## START

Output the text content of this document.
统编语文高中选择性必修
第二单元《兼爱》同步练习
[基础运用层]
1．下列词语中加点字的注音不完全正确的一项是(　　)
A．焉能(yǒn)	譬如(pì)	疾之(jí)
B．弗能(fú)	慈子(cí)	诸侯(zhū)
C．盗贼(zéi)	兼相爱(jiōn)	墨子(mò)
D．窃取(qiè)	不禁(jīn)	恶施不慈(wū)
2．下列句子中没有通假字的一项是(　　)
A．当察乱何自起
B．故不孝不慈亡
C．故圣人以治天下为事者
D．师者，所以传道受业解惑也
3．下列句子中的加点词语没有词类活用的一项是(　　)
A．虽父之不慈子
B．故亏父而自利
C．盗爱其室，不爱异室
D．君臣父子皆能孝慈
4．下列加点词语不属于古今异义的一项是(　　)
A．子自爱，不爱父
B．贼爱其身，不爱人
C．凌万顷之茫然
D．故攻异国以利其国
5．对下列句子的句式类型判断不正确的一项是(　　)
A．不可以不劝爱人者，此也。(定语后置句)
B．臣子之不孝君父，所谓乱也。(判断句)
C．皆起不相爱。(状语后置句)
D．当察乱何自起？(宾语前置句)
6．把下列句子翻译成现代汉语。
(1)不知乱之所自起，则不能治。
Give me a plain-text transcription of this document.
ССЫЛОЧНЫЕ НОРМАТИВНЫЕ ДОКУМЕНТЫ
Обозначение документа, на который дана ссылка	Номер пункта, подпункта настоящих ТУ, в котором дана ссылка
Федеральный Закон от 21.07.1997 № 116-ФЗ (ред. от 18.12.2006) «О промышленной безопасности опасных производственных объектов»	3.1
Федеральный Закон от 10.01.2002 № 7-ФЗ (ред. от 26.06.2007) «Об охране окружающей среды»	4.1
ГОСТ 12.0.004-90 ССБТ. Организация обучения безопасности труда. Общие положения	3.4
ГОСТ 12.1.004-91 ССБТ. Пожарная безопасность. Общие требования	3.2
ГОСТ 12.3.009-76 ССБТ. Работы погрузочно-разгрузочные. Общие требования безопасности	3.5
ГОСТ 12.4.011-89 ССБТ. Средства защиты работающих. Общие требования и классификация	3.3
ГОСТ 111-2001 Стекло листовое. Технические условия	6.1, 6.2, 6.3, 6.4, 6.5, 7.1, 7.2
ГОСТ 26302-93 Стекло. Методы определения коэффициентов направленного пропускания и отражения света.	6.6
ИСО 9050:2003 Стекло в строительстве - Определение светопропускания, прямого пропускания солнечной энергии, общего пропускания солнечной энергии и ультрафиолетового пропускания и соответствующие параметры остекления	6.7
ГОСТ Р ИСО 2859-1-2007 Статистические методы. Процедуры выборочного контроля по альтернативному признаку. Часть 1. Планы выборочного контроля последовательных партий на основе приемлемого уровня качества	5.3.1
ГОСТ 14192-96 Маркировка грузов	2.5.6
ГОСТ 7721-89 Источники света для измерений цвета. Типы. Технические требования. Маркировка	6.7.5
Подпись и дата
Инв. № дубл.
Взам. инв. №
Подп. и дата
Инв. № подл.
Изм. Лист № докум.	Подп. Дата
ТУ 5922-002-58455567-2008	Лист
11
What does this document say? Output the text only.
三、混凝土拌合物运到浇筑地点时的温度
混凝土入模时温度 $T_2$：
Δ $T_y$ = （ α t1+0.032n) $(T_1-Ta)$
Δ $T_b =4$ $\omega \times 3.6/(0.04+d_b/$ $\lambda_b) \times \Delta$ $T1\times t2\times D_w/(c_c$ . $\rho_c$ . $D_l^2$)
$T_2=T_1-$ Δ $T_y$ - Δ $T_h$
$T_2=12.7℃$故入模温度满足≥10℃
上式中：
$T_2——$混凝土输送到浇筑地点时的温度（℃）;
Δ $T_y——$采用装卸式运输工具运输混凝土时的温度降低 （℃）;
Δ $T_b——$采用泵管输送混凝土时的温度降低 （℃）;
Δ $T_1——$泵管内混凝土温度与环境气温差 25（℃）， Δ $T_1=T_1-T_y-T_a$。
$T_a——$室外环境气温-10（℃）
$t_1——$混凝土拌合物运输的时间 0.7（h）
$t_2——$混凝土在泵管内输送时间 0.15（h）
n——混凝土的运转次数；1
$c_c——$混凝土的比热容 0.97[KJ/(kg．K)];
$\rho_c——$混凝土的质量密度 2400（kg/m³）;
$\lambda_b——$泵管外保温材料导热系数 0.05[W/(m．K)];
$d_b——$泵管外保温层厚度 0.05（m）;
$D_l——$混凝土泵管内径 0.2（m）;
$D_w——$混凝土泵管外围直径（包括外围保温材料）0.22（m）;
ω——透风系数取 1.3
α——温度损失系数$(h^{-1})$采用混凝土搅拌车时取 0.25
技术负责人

## END

■ **TASK DIRECTIONS**: Find every line containing the word "Output", then give the total and nothing more.

■ **RESPONSE**: 2